━━━ Dataset content ━━━

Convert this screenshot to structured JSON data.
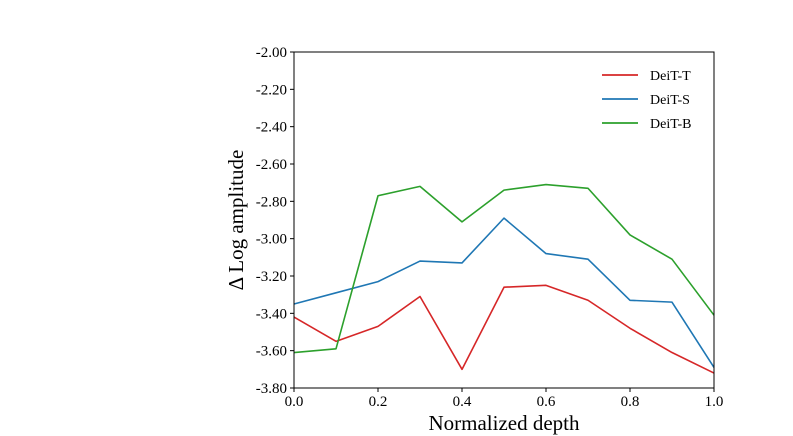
{
  "chart_data": {
    "type": "line",
    "title": "",
    "xlabel": "Normalized depth",
    "ylabel": "Δ Log amplitude",
    "xlim": [
      0.0,
      1.0
    ],
    "ylim": [
      -3.8,
      -2.0
    ],
    "xticks": [
      0.0,
      0.2,
      0.4,
      0.6,
      0.8,
      1.0
    ],
    "xtick_labels": [
      "0.0",
      "0.2",
      "0.4",
      "0.6",
      "0.8",
      "1.0"
    ],
    "yticks": [
      -2.0,
      -2.2,
      -2.4,
      -2.6,
      -2.8,
      -3.0,
      -3.2,
      -3.4,
      -3.6,
      -3.8
    ],
    "ytick_labels": [
      "-2.00",
      "-2.20",
      "-2.40",
      "-2.60",
      "-2.80",
      "-3.00",
      "-3.20",
      "-3.40",
      "-3.60",
      "-3.80"
    ],
    "grid": false,
    "legend_position": "top-right",
    "x": [
      0.0,
      0.1,
      0.2,
      0.3,
      0.4,
      0.5,
      0.6,
      0.7,
      0.8,
      0.9,
      1.0
    ],
    "series": [
      {
        "name": "DeiT-T",
        "color": "#d62728",
        "values": [
          -3.42,
          -3.55,
          -3.47,
          -3.31,
          -3.7,
          -3.26,
          -3.25,
          -3.33,
          -3.48,
          -3.61,
          -3.72
        ]
      },
      {
        "name": "DeiT-S",
        "color": "#1f77b4",
        "values": [
          -3.35,
          -3.29,
          -3.23,
          -3.12,
          -3.13,
          -2.89,
          -3.08,
          -3.11,
          -3.33,
          -3.34,
          -3.69
        ]
      },
      {
        "name": "DeiT-B",
        "color": "#2ca02c",
        "values": [
          -3.61,
          -3.59,
          -2.77,
          -2.72,
          -2.91,
          -2.74,
          -2.71,
          -2.73,
          -2.98,
          -3.11,
          -3.41
        ]
      }
    ]
  }
}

━━━

> Work instructions: Determine how many lines of the records above contain the word "color", and report only that number.

> Full solution: 3